Using the listing below, please gather every line containing the word "this".

>> Start Supplied material

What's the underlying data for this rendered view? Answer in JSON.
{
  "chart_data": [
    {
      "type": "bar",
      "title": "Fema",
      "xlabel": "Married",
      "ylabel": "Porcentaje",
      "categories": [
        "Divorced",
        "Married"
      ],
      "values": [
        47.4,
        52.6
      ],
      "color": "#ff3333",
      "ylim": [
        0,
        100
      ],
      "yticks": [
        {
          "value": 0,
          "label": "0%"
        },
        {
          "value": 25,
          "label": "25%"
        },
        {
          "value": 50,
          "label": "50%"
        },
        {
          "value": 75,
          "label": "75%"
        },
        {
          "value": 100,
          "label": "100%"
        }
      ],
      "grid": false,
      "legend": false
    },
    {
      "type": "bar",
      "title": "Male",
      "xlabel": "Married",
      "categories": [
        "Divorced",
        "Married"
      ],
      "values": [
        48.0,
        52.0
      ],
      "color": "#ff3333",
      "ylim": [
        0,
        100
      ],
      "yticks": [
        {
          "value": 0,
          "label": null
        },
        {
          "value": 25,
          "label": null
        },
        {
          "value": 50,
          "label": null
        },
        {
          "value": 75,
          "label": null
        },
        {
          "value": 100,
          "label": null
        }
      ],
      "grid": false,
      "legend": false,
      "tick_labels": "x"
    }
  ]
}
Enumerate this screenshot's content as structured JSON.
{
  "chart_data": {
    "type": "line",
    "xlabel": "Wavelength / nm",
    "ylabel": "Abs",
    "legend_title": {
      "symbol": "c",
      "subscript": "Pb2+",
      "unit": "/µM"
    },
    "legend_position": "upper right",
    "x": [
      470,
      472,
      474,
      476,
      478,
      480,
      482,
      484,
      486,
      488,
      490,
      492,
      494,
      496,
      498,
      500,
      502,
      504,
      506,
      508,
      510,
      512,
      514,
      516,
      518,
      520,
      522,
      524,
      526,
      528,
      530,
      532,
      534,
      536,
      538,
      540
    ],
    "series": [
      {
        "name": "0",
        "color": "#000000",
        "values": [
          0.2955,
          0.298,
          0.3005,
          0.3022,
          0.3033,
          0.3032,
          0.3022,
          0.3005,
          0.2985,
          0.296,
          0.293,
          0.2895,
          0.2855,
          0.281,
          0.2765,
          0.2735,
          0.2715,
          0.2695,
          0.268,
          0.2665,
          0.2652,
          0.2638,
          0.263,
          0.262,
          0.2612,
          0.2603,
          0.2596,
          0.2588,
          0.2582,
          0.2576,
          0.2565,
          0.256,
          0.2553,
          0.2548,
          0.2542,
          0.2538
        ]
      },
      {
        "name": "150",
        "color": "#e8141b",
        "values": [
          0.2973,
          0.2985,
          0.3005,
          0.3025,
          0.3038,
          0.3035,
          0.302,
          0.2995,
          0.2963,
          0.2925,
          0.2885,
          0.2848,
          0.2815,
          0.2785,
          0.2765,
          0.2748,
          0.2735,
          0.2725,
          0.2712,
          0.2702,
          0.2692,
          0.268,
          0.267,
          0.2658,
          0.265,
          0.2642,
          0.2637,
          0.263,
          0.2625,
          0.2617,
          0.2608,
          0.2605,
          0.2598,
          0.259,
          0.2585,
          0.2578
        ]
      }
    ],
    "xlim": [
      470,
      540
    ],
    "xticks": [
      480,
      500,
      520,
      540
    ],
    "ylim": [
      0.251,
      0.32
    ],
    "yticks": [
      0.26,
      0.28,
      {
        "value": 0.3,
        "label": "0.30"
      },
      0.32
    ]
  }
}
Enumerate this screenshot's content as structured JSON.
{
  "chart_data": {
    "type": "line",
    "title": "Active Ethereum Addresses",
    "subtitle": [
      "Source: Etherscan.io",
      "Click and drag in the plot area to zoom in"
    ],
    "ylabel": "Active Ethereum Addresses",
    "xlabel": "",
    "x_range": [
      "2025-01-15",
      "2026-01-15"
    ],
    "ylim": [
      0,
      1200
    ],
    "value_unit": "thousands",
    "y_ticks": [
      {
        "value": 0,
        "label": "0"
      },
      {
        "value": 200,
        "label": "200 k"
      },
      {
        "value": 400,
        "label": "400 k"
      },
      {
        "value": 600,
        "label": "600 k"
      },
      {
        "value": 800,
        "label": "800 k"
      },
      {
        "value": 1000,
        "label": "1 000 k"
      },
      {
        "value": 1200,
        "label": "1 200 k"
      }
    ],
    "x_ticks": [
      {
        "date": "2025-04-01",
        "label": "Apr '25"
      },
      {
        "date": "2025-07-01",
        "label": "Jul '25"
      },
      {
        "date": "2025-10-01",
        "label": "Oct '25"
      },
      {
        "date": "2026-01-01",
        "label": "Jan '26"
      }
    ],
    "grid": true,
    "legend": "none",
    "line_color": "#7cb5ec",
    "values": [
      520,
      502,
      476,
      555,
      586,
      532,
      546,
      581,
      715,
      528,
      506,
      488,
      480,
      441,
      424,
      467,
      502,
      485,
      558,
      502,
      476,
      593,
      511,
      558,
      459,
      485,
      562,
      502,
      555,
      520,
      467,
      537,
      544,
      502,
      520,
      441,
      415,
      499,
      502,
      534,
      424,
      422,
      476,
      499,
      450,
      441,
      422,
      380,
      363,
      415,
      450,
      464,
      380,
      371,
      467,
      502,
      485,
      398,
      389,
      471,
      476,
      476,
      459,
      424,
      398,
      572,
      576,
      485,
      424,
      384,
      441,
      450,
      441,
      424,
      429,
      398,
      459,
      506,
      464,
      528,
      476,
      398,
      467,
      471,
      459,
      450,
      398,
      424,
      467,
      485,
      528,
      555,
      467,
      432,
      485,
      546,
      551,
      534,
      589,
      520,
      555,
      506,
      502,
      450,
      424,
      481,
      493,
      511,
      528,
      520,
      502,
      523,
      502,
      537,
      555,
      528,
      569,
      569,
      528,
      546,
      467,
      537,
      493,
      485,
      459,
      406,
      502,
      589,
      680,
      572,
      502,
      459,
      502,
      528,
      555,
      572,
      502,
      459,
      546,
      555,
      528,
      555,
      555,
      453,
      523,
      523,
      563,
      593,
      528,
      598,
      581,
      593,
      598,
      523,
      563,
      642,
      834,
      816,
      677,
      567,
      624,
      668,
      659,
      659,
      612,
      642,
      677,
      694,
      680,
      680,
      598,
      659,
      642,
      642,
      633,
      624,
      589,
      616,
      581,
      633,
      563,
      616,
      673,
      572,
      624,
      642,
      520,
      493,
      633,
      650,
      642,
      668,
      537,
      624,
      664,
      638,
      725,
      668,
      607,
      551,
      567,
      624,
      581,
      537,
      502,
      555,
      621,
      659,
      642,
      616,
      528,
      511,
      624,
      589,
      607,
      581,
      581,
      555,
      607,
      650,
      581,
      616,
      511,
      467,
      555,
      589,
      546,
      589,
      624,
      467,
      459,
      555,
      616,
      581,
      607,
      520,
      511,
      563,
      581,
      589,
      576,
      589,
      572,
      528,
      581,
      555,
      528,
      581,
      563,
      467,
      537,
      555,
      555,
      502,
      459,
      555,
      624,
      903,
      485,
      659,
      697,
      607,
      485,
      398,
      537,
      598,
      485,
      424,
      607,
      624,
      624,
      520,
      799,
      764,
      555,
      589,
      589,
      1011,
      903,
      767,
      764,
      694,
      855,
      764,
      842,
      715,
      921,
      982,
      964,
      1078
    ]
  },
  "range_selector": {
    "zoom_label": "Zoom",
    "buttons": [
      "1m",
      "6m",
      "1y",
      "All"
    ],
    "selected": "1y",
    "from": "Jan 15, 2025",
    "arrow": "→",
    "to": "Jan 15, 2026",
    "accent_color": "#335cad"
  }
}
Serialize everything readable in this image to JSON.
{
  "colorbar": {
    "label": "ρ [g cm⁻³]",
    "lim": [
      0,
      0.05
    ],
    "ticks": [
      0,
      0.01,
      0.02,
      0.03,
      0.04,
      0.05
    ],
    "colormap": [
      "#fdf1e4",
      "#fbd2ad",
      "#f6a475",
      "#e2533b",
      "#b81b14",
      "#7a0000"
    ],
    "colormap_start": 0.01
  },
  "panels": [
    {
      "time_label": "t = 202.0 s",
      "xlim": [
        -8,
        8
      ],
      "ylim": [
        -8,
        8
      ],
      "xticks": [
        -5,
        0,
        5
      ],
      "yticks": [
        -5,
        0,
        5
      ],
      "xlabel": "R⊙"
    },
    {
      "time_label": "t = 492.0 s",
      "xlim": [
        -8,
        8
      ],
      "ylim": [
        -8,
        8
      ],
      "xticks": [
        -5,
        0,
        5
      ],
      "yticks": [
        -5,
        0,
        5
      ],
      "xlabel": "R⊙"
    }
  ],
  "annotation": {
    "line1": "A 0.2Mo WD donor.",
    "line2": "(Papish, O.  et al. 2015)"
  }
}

>> End Supplied material

*Task answer*
What's the underlying data for this rendered view? Answer in JSON.
Enumerate this screenshot's content as structured JSON.
Enumerate this screenshot's content as structured JSON.
Serialize everything readable in this image to JSON.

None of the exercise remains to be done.